## Your task
Below is the data. Give it again, complete and exact.

## Exercise materials
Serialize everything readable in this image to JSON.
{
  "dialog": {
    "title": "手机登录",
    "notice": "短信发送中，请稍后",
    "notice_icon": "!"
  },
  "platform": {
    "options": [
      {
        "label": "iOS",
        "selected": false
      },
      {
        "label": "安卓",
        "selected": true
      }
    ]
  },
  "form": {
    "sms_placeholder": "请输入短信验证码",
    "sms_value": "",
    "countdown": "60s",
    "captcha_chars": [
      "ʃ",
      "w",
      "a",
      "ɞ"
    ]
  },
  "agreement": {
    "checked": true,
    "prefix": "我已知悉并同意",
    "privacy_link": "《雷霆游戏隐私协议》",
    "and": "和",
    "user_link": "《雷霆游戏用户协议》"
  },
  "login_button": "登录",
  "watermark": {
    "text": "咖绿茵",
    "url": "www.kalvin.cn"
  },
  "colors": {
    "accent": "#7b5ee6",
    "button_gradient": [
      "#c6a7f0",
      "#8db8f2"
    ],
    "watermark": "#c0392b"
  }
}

## Task solution
Serialize everything readable in this image to JSON.
{
  "dialog": {
    "title": "手机登录",
    "notice": "短信发送中，请稍后",
    "notice_icon": "!"
  },
  "platform": {
    "options": [
      {
        "label": "iOS",
        "selected": false
      },
      {
        "label": "安卓",
        "selected": true
      }
    ]
  },
  "form": {
    "sms_placeholder": "请输入短信验证码",
    "sms_value": "",
    "countdown": "60s",
    "captcha_chars": [
      "ʃ",
      "w",
      "a",
      "ɞ"
    ]
  },
  "agreement": {
    "checked": true,
    "prefix": "我已知悉并同意",
    "privacy_link": "《雷霆游戏隐私协议》",
    "and": "和",
    "user_link": "《雷霆游戏用户协议》"
  },
  "login_button": "登录",
  "watermark": {
    "text": "咖绿茵",
    "url": "www.kalvin.cn"
  },
  "colors": {
    "accent": "#7b5ee6",
    "button_gradient": [
      "#c6a7f0",
      "#8db8f2"
    ],
    "watermark": "#c0392b"
  }
}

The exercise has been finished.